[Items from a figure collection]
----------

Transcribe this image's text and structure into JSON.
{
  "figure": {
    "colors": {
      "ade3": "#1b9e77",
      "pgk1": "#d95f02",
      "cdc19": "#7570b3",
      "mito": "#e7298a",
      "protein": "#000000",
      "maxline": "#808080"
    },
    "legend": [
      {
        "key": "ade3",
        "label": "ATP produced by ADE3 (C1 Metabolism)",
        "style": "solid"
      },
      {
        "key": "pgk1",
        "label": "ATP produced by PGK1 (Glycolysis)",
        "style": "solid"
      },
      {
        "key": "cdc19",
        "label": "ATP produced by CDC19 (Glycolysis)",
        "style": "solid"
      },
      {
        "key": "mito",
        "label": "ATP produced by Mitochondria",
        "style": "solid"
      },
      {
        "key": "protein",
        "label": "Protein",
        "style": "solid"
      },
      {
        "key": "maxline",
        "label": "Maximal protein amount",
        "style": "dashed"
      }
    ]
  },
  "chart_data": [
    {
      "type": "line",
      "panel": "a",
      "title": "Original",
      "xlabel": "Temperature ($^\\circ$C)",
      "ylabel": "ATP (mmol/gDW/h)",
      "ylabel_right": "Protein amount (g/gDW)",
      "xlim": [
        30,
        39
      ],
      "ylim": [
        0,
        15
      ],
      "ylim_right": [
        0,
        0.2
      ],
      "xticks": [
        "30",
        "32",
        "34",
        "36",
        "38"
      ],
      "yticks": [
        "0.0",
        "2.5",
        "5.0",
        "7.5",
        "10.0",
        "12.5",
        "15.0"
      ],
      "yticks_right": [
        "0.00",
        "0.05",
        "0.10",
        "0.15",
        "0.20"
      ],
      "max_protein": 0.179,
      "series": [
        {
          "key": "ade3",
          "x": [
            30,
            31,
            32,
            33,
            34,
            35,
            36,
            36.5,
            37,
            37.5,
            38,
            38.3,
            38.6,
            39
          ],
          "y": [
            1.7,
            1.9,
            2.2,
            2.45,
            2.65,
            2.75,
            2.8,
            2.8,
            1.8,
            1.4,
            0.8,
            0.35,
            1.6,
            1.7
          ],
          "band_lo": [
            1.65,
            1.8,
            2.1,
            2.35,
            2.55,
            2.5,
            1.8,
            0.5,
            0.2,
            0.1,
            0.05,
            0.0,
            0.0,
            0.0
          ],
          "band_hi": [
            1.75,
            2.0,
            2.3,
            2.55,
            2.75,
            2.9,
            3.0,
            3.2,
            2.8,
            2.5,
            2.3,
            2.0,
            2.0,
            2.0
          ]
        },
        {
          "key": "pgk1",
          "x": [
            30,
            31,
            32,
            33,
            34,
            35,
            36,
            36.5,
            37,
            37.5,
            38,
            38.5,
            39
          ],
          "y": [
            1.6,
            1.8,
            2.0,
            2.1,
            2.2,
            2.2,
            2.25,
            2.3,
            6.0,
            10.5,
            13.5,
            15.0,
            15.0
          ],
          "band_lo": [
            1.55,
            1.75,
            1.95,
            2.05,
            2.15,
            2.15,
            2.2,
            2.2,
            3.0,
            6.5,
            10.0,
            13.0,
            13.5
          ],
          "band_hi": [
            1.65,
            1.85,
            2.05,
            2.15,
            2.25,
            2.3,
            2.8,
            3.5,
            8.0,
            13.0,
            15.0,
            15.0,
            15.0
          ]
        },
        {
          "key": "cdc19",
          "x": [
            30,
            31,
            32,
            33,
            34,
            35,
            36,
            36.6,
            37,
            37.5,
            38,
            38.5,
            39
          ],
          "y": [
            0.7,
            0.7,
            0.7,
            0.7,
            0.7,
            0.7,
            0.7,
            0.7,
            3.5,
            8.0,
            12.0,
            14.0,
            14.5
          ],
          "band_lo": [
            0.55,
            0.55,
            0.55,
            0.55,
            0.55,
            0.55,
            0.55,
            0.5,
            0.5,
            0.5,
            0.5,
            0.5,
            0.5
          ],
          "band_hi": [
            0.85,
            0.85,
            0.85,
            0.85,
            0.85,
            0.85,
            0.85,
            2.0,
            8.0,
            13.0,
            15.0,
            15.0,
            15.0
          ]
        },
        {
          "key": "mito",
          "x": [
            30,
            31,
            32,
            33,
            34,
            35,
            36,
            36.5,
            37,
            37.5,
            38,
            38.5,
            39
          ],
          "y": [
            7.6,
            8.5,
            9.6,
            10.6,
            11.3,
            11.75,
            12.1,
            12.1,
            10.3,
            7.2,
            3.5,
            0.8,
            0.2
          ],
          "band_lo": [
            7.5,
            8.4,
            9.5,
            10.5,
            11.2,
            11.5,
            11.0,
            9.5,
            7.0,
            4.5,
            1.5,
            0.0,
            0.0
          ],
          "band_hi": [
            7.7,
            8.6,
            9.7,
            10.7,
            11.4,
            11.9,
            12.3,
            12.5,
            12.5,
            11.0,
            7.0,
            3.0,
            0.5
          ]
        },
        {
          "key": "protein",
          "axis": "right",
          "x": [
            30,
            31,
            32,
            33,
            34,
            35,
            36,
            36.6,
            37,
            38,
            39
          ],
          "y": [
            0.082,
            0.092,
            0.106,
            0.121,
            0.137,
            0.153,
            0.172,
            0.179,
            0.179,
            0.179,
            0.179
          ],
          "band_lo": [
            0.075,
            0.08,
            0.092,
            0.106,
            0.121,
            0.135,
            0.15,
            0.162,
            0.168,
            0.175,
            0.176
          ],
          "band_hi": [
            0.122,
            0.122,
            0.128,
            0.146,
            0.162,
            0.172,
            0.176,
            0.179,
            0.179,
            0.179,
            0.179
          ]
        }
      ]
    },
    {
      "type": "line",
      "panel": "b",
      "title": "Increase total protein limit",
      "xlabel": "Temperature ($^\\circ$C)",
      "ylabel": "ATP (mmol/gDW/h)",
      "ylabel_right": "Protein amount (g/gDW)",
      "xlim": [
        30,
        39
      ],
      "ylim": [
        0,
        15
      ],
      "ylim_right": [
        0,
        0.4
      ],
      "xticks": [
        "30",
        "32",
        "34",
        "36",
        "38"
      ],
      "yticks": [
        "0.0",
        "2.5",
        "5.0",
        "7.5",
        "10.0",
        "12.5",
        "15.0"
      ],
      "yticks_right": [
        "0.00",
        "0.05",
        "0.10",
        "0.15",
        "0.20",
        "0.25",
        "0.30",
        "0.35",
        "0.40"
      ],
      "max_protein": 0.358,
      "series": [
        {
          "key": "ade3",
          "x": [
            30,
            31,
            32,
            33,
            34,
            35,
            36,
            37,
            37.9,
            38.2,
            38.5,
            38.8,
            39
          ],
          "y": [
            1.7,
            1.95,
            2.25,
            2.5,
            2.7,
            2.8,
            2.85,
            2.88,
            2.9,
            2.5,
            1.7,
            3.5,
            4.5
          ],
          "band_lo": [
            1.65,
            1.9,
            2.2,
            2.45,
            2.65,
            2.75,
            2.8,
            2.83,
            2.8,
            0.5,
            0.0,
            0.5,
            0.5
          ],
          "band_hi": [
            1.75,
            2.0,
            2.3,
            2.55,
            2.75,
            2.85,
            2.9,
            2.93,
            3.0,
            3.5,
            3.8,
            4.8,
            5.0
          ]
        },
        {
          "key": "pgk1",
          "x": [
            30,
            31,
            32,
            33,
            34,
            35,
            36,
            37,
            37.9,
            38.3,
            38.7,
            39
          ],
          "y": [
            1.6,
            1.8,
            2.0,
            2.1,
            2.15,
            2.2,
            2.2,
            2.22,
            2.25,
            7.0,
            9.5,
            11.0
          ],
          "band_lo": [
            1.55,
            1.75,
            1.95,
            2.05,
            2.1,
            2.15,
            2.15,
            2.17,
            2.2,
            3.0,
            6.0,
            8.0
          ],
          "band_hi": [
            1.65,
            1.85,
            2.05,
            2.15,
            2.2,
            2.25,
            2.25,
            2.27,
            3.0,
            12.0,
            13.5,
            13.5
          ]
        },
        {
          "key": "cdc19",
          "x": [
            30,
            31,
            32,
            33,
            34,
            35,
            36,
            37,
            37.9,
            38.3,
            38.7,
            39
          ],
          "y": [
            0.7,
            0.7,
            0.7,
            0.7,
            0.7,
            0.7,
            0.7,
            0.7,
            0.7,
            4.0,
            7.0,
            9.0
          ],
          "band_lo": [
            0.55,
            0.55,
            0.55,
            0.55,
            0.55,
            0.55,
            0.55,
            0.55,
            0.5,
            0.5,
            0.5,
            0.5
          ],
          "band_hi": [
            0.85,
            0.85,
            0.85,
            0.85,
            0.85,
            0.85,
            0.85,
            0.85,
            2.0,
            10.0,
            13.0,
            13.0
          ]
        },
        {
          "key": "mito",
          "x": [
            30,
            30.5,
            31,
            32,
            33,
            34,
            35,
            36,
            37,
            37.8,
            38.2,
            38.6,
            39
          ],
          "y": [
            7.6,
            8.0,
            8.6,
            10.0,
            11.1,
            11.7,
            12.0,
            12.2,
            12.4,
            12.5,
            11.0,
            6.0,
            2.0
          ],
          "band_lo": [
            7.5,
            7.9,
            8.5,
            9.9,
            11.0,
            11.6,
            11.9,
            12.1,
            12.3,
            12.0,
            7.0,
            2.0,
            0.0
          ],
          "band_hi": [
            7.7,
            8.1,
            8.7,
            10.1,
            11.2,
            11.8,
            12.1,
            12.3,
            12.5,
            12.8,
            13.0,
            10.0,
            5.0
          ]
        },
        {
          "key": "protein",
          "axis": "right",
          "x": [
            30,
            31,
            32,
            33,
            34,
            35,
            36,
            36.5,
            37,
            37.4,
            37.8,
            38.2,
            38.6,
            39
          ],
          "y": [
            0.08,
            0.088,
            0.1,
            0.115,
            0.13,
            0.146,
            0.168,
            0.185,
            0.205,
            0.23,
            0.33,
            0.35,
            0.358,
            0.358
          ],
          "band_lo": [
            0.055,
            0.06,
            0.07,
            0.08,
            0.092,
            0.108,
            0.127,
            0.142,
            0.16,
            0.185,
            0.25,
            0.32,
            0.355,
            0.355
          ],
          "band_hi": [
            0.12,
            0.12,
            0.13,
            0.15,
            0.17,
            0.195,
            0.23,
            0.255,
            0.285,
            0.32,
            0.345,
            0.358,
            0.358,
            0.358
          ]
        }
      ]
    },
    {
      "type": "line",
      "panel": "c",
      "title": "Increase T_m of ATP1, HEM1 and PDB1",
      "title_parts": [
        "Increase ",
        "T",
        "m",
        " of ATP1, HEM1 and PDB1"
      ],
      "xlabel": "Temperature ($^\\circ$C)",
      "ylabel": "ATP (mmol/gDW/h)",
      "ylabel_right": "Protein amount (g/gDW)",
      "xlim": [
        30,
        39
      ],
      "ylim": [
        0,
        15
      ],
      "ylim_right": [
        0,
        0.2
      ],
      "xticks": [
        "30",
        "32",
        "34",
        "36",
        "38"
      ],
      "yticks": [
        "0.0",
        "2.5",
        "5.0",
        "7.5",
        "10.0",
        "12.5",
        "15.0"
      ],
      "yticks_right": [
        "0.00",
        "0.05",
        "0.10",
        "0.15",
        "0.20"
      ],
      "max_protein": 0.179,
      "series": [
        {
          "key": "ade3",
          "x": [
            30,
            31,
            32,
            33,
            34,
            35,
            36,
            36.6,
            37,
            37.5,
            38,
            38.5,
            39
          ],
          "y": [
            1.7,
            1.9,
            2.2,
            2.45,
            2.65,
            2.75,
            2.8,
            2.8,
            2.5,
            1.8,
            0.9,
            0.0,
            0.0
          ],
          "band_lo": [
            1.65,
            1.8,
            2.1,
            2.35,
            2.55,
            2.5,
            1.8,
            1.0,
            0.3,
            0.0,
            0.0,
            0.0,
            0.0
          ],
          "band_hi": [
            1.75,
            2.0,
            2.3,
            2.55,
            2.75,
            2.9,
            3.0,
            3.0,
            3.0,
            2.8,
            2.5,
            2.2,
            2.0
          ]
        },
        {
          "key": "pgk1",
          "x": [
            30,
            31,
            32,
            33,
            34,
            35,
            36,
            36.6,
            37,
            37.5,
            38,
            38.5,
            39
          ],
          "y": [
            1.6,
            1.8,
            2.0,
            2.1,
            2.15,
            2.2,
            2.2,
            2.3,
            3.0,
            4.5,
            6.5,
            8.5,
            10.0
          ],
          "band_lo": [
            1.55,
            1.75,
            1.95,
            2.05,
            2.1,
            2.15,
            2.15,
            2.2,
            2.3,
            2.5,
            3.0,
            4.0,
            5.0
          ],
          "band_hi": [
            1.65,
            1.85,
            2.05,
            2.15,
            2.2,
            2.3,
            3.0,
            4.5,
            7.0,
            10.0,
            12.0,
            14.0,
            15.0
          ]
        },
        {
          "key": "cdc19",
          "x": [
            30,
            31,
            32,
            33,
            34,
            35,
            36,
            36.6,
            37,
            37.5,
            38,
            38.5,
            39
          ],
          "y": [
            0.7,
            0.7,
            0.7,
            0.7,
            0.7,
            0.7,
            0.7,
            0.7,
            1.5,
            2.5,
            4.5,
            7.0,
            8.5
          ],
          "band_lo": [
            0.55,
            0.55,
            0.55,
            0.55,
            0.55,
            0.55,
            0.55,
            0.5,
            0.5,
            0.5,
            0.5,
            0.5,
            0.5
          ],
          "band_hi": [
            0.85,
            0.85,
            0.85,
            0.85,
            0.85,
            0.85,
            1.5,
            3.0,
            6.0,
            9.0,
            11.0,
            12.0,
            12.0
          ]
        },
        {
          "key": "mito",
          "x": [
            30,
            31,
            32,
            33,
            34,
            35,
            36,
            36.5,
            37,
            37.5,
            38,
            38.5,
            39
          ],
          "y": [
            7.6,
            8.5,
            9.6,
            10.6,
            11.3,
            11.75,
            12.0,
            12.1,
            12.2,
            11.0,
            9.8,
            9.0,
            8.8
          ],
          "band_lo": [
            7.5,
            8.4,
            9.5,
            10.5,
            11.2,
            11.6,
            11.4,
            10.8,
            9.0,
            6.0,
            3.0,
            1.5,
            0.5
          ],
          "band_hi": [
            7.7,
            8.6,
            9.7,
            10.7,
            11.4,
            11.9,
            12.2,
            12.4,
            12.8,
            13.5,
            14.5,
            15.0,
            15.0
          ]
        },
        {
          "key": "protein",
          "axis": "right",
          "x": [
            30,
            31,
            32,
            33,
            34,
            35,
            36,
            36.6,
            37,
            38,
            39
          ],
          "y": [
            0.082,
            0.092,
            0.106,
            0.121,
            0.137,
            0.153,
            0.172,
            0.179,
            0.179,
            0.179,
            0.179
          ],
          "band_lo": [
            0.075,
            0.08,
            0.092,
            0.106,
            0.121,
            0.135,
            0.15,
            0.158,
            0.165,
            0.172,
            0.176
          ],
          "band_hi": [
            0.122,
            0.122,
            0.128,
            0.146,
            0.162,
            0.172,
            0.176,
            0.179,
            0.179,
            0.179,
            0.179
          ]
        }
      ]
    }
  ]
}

----------

Problem to solve:
Match on "produced" and copy out every line of the entries that contains it.

Your response:
        "label": "ATP produced by ADE3 (C1 Metabolism)",
        "label": "ATP produced by PGK1 (Glycolysis)",
        "label": "ATP produced by CDC19 (Glycolysis)",
        "label": "ATP produced by Mitochondria",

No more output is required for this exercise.